◆ Problem: Your answer should be one number: how many lines of the data include the string "Tranoï"?

■ ■ ■ ■ ■

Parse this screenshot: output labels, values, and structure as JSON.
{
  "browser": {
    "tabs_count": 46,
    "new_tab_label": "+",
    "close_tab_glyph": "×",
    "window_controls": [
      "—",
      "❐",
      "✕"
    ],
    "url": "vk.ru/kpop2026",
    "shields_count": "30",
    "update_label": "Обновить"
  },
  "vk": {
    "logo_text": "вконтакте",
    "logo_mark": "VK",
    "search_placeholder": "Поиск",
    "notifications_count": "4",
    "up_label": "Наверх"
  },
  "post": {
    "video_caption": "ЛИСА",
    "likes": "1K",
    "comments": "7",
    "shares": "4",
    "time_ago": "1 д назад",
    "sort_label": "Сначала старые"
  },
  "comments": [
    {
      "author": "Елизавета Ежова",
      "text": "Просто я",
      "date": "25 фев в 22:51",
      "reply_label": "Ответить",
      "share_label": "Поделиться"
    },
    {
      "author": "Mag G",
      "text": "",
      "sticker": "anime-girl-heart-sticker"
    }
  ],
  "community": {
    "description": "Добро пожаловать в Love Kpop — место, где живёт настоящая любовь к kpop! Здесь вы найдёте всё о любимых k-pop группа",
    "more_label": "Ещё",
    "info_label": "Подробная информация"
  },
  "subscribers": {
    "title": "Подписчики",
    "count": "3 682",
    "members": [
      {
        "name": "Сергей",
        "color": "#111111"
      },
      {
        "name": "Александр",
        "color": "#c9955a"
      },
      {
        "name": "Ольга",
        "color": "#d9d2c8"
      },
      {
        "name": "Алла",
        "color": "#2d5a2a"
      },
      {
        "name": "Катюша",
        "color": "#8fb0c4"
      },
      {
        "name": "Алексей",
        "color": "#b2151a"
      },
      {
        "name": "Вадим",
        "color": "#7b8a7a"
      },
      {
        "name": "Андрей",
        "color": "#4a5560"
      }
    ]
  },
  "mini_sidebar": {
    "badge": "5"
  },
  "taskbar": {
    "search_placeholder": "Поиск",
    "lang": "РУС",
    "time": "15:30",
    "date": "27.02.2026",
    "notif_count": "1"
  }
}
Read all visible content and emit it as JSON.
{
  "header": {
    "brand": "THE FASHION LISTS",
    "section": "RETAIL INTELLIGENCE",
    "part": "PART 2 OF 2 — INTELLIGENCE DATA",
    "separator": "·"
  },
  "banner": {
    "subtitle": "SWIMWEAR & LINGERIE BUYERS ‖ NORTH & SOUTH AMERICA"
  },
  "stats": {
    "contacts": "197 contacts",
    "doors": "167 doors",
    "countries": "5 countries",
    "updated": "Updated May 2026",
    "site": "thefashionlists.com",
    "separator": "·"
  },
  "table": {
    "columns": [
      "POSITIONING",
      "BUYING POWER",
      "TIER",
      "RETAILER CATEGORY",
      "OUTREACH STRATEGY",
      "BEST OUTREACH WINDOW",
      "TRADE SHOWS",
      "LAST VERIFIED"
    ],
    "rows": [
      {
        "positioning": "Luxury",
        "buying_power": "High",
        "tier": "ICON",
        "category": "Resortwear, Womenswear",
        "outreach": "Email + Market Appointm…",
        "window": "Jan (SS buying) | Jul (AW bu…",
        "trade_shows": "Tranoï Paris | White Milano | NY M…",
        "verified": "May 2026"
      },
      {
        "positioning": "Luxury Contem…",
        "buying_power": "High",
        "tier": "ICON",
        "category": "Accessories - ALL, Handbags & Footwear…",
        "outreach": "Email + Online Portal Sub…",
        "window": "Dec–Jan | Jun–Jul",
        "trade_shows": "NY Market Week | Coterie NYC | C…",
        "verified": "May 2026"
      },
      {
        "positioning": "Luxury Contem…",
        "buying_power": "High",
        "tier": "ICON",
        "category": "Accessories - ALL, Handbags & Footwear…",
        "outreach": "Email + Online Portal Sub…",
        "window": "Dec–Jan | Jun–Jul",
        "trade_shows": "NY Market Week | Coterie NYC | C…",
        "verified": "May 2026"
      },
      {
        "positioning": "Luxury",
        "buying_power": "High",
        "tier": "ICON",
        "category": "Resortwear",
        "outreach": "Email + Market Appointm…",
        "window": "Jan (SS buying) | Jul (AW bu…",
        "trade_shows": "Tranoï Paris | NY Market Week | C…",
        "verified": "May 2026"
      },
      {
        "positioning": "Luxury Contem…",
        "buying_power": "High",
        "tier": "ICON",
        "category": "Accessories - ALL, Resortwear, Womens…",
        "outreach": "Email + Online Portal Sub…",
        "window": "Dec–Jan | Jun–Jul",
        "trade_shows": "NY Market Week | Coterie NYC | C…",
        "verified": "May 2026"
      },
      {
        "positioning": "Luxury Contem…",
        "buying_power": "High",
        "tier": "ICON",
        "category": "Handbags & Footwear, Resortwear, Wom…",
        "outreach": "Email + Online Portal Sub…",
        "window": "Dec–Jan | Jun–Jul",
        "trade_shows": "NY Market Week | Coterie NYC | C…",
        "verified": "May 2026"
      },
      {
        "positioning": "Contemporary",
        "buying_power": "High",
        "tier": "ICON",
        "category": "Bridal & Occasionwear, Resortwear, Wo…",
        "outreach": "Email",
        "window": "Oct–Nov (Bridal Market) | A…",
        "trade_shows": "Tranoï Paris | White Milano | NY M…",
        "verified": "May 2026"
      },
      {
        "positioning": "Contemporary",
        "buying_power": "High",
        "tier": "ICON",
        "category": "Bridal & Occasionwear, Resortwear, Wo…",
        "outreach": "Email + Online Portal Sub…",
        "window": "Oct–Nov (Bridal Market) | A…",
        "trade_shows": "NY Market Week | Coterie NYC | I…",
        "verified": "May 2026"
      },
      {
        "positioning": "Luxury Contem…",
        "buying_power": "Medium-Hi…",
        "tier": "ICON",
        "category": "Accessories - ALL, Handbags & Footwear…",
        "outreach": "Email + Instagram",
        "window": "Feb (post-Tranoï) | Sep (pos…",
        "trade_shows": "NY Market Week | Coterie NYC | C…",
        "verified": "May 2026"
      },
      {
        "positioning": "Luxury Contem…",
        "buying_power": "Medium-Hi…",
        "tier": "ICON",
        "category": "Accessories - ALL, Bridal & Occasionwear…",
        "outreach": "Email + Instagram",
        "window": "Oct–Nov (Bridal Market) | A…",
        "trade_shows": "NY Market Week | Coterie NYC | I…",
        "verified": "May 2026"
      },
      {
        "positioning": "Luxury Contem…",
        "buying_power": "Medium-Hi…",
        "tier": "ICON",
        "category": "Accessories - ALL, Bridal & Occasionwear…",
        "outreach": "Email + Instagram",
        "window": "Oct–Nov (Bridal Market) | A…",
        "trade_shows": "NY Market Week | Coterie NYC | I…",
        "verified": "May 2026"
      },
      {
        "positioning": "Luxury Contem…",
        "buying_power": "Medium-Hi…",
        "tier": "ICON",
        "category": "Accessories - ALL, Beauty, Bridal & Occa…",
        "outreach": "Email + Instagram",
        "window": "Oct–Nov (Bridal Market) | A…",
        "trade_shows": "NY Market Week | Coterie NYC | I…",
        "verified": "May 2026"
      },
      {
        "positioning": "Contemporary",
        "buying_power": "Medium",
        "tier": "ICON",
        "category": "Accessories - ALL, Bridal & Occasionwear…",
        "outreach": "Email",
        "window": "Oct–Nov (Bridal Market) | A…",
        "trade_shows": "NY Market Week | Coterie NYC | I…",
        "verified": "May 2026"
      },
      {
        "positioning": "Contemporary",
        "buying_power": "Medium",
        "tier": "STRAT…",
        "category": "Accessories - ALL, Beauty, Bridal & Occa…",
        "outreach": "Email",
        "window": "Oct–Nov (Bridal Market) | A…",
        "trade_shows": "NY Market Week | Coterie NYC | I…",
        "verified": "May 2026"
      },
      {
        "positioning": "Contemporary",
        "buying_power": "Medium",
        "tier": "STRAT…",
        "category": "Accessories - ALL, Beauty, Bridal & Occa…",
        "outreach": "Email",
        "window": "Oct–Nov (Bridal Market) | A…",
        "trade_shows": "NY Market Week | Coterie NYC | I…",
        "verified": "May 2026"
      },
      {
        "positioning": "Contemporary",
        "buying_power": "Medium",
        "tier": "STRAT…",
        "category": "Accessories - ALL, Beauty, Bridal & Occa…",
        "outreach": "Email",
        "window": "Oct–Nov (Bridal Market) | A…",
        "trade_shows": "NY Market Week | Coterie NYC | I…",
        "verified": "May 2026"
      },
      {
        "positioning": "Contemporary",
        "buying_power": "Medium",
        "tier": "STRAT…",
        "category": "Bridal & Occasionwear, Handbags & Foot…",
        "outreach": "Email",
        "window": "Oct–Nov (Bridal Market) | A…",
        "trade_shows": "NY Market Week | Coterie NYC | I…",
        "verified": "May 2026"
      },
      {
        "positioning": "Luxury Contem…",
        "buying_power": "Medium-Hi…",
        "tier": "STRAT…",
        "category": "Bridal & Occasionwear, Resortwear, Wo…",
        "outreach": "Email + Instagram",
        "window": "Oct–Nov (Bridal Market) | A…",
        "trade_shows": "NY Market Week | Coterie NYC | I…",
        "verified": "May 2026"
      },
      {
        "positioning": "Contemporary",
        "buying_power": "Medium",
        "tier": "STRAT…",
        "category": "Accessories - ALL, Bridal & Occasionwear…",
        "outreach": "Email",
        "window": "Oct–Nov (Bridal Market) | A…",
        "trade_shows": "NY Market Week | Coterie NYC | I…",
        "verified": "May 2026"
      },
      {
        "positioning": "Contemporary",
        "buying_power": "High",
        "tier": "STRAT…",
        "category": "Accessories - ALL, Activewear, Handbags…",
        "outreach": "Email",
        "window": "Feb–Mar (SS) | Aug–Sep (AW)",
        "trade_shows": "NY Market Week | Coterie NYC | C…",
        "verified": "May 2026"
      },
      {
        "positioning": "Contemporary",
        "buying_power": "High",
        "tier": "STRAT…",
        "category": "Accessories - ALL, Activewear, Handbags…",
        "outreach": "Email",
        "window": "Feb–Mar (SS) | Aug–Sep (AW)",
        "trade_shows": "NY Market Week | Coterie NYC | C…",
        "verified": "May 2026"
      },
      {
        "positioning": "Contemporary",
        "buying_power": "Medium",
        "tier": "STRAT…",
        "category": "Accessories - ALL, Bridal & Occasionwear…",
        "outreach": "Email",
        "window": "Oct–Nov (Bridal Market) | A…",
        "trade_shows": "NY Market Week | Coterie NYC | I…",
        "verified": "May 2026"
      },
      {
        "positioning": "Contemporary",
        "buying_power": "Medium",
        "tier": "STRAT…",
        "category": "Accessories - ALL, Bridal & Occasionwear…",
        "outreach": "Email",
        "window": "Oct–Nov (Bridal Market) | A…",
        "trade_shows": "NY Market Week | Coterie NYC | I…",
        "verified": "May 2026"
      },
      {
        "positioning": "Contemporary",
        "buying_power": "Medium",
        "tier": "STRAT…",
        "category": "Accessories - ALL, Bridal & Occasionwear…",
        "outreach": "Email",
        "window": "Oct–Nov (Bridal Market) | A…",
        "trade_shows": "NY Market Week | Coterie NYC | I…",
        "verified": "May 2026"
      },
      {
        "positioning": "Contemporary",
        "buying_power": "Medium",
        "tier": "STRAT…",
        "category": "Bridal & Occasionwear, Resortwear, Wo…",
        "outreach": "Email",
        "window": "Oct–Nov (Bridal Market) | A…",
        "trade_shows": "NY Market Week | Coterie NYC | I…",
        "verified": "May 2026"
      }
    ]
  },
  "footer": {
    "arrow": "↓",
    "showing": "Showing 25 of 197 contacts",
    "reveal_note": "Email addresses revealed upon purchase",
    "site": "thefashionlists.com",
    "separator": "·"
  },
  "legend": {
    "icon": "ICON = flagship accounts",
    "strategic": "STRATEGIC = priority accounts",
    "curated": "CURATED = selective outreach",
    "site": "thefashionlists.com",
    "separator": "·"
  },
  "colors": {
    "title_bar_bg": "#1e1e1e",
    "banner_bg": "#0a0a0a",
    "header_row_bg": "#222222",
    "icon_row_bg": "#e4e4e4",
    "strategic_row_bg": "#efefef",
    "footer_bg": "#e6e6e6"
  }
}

■ ■ ■ ■ ■

◆ Completed task: 4